## TASK
State the number of lines that contain "Monuments", with no other text.

(Stored records)
********************

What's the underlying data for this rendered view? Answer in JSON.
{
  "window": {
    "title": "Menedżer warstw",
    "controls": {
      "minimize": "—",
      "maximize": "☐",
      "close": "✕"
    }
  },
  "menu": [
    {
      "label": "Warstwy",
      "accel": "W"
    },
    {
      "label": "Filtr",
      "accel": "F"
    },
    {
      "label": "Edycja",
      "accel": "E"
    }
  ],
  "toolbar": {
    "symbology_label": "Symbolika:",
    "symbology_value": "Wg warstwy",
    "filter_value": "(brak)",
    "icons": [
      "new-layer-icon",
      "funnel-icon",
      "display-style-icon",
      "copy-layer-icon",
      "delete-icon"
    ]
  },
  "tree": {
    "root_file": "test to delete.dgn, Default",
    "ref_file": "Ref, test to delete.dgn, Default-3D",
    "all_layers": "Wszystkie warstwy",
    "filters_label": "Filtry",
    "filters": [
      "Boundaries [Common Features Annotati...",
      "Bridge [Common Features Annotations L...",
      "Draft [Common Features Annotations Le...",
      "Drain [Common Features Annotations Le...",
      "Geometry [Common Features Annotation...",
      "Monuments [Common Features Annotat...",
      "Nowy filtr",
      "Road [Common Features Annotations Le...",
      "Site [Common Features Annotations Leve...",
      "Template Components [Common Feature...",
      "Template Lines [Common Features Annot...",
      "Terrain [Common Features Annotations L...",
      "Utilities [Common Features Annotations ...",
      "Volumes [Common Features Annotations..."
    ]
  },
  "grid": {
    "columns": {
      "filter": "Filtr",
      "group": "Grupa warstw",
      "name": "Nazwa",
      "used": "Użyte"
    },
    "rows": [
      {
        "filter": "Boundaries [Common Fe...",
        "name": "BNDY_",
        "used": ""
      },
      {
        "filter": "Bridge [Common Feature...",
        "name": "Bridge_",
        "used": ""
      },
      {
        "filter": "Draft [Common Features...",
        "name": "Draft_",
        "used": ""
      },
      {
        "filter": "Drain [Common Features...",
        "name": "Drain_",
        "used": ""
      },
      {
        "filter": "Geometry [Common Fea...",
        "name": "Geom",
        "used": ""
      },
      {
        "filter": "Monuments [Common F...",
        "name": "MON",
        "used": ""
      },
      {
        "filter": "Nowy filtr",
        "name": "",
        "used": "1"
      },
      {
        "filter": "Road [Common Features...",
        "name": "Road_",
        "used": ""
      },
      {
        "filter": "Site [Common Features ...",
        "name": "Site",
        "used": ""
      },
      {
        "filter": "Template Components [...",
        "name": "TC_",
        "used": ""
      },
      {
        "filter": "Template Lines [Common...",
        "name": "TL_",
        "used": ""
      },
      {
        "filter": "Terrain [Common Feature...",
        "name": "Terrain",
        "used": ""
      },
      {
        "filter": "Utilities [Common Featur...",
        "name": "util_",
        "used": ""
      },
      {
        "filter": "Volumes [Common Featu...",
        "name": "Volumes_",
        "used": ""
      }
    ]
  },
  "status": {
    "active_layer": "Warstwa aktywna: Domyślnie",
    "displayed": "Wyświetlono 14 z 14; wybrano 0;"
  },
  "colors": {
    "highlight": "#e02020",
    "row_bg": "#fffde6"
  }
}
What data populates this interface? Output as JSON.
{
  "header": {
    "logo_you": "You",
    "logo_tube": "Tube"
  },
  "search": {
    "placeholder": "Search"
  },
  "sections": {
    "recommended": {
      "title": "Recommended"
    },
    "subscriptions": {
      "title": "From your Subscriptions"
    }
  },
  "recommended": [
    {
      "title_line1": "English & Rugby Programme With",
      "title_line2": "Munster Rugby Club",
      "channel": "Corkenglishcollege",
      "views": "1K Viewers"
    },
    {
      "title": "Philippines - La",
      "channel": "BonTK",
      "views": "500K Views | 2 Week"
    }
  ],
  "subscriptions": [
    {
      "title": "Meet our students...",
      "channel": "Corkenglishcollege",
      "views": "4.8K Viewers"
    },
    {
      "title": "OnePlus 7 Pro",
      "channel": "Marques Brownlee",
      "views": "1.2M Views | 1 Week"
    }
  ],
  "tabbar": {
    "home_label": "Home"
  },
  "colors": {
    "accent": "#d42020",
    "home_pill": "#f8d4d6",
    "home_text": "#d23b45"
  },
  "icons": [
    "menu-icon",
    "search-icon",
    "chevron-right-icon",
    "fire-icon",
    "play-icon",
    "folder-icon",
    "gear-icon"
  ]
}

********************

## SOLVED EXERCISE
2